(Stored data)
>> start

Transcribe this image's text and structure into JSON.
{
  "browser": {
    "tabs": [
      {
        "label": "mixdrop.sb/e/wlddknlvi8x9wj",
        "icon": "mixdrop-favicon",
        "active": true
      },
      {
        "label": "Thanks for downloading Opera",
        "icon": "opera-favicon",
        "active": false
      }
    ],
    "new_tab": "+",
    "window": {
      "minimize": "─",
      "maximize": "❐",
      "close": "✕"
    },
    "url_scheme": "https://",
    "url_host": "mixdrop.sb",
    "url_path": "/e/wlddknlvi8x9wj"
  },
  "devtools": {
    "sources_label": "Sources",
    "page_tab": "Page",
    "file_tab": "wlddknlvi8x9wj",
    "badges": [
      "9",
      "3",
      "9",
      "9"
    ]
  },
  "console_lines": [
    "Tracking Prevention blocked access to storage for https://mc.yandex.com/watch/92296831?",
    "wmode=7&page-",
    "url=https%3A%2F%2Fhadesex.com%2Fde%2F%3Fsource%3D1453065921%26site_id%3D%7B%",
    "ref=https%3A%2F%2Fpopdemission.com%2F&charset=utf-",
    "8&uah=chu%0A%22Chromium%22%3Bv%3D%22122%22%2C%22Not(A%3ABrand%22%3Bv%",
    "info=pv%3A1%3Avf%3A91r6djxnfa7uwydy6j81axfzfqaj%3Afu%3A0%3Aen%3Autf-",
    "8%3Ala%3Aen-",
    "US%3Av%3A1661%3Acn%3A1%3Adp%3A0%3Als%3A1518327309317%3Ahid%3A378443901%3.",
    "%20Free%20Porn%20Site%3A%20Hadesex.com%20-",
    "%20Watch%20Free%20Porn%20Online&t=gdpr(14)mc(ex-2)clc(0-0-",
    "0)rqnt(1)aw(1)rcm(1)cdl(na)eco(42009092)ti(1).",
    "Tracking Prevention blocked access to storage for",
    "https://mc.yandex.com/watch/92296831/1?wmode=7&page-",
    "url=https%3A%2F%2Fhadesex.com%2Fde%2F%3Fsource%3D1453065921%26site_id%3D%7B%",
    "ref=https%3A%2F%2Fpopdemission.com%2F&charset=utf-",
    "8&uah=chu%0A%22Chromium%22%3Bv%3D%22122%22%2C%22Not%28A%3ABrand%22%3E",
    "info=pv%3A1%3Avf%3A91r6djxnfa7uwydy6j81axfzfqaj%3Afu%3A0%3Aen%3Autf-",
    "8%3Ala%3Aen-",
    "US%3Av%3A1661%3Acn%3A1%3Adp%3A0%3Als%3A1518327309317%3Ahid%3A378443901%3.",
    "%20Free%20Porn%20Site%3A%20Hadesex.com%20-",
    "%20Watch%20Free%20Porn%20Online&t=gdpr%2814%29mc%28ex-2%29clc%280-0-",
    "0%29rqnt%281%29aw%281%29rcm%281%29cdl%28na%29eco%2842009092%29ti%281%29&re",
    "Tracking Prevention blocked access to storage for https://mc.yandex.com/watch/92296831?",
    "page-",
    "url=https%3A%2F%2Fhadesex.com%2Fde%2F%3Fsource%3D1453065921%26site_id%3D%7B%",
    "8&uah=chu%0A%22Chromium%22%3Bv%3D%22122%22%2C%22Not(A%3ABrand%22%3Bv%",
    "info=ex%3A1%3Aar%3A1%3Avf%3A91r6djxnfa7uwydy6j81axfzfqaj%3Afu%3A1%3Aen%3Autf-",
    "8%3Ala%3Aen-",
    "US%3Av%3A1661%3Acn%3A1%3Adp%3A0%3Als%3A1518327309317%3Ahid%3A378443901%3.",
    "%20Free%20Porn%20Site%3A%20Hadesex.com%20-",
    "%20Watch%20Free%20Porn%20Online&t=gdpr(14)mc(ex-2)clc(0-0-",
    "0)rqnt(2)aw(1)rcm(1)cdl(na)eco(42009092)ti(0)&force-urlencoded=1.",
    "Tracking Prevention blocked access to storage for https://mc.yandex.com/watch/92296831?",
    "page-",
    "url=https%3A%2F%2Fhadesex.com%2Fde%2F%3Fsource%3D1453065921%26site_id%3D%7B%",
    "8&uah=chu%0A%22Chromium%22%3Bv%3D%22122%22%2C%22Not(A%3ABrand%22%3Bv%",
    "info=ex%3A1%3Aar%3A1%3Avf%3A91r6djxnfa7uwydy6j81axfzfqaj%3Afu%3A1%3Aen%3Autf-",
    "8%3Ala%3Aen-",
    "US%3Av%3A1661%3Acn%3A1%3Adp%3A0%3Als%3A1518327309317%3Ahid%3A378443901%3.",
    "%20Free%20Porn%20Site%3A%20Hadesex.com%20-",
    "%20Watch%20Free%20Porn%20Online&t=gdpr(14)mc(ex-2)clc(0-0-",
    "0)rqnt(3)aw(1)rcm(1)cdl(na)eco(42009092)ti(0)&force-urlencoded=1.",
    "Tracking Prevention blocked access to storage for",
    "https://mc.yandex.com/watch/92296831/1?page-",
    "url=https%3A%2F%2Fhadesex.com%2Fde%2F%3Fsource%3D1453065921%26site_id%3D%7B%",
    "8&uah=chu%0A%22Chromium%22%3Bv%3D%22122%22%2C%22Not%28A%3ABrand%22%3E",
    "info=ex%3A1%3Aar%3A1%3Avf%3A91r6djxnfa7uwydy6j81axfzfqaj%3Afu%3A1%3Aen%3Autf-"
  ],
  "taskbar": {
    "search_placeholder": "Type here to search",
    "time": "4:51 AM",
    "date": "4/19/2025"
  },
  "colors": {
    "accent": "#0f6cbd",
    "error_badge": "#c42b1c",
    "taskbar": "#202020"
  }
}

>> end

Write the material out again word for word.

* [FULL SOLUTION]
Transcribe this image's text and structure into JSON.
{
  "browser": {
    "tabs": [
      {
        "label": "mixdrop.sb/e/wlddknlvi8x9wj",
        "icon": "mixdrop-favicon",
        "active": true
      },
      {
        "label": "Thanks for downloading Opera",
        "icon": "opera-favicon",
        "active": false
      }
    ],
    "new_tab": "+",
    "window": {
      "minimize": "─",
      "maximize": "❐",
      "close": "✕"
    },
    "url_scheme": "https://",
    "url_host": "mixdrop.sb",
    "url_path": "/e/wlddknlvi8x9wj"
  },
  "devtools": {
    "sources_label": "Sources",
    "page_tab": "Page",
    "file_tab": "wlddknlvi8x9wj",
    "badges": [
      "9",
      "3",
      "9",
      "9"
    ]
  },
  "console_lines": [
    "Tracking Prevention blocked access to storage for https://mc.yandex.com/watch/92296831?",
    "wmode=7&page-",
    "url=https%3A%2F%2Fhadesex.com%2Fde%2F%3Fsource%3D1453065921%26site_id%3D%7B%",
    "ref=https%3A%2F%2Fpopdemission.com%2F&charset=utf-",
    "8&uah=chu%0A%22Chromium%22%3Bv%3D%22122%22%2C%22Not(A%3ABrand%22%3Bv%",
    "info=pv%3A1%3Avf%3A91r6djxnfa7uwydy6j81axfzfqaj%3Afu%3A0%3Aen%3Autf-",
    "8%3Ala%3Aen-",
    "US%3Av%3A1661%3Acn%3A1%3Adp%3A0%3Als%3A1518327309317%3Ahid%3A378443901%3.",
    "%20Free%20Porn%20Site%3A%20Hadesex.com%20-",
    "%20Watch%20Free%20Porn%20Online&t=gdpr(14)mc(ex-2)clc(0-0-",
    "0)rqnt(1)aw(1)rcm(1)cdl(na)eco(42009092)ti(1).",
    "Tracking Prevention blocked access to storage for",
    "https://mc.yandex.com/watch/92296831/1?wmode=7&page-",
    "url=https%3A%2F%2Fhadesex.com%2Fde%2F%3Fsource%3D1453065921%26site_id%3D%7B%",
    "ref=https%3A%2F%2Fpopdemission.com%2F&charset=utf-",
    "8&uah=chu%0A%22Chromium%22%3Bv%3D%22122%22%2C%22Not%28A%3ABrand%22%3E",
    "info=pv%3A1%3Avf%3A91r6djxnfa7uwydy6j81axfzfqaj%3Afu%3A0%3Aen%3Autf-",
    "8%3Ala%3Aen-",
    "US%3Av%3A1661%3Acn%3A1%3Adp%3A0%3Als%3A1518327309317%3Ahid%3A378443901%3.",
    "%20Free%20Porn%20Site%3A%20Hadesex.com%20-",
    "%20Watch%20Free%20Porn%20Online&t=gdpr%2814%29mc%28ex-2%29clc%280-0-",
    "0%29rqnt%281%29aw%281%29rcm%281%29cdl%28na%29eco%2842009092%29ti%281%29&re",
    "Tracking Prevention blocked access to storage for https://mc.yandex.com/watch/92296831?",
    "page-",
    "url=https%3A%2F%2Fhadesex.com%2Fde%2F%3Fsource%3D1453065921%26site_id%3D%7B%",
    "8&uah=chu%0A%22Chromium%22%3Bv%3D%22122%22%2C%22Not(A%3ABrand%22%3Bv%",
    "info=ex%3A1%3Aar%3A1%3Avf%3A91r6djxnfa7uwydy6j81axfzfqaj%3Afu%3A1%3Aen%3Autf-",
    "8%3Ala%3Aen-",
    "US%3Av%3A1661%3Acn%3A1%3Adp%3A0%3Als%3A1518327309317%3Ahid%3A378443901%3.",
    "%20Free%20Porn%20Site%3A%20Hadesex.com%20-",
    "%20Watch%20Free%20Porn%20Online&t=gdpr(14)mc(ex-2)clc(0-0-",
    "0)rqnt(2)aw(1)rcm(1)cdl(na)eco(42009092)ti(0)&force-urlencoded=1.",
    "Tracking Prevention blocked access to storage for https://mc.yandex.com/watch/92296831?",
    "page-",
    "url=https%3A%2F%2Fhadesex.com%2Fde%2F%3Fsource%3D1453065921%26site_id%3D%7B%",
    "8&uah=chu%0A%22Chromium%22%3Bv%3D%22122%22%2C%22Not(A%3ABrand%22%3Bv%",
    "info=ex%3A1%3Aar%3A1%3Avf%3A91r6djxnfa7uwydy6j81axfzfqaj%3Afu%3A1%3Aen%3Autf-",
    "8%3Ala%3Aen-",
    "US%3Av%3A1661%3Acn%3A1%3Adp%3A0%3Als%3A1518327309317%3Ahid%3A378443901%3.",
    "%20Free%20Porn%20Site%3A%20Hadesex.com%20-",
    "%20Watch%20Free%20Porn%20Online&t=gdpr(14)mc(ex-2)clc(0-0-",
    "0)rqnt(3)aw(1)rcm(1)cdl(na)eco(42009092)ti(0)&force-urlencoded=1.",
    "Tracking Prevention blocked access to storage for",
    "https://mc.yandex.com/watch/92296831/1?page-",
    "url=https%3A%2F%2Fhadesex.com%2Fde%2F%3Fsource%3D1453065921%26site_id%3D%7B%",
    "8&uah=chu%0A%22Chromium%22%3Bv%3D%22122%22%2C%22Not%28A%3ABrand%22%3E",
    "info=ex%3A1%3Aar%3A1%3Avf%3A91r6djxnfa7uwydy6j81axfzfqaj%3Afu%3A1%3Aen%3Autf-"
  ],
  "taskbar": {
    "search_placeholder": "Type here to search",
    "time": "4:51 AM",
    "date": "4/19/2025"
  },
  "colors": {
    "accent": "#0f6cbd",
    "error_badge": "#c42b1c",
    "taskbar": "#202020"
  }
}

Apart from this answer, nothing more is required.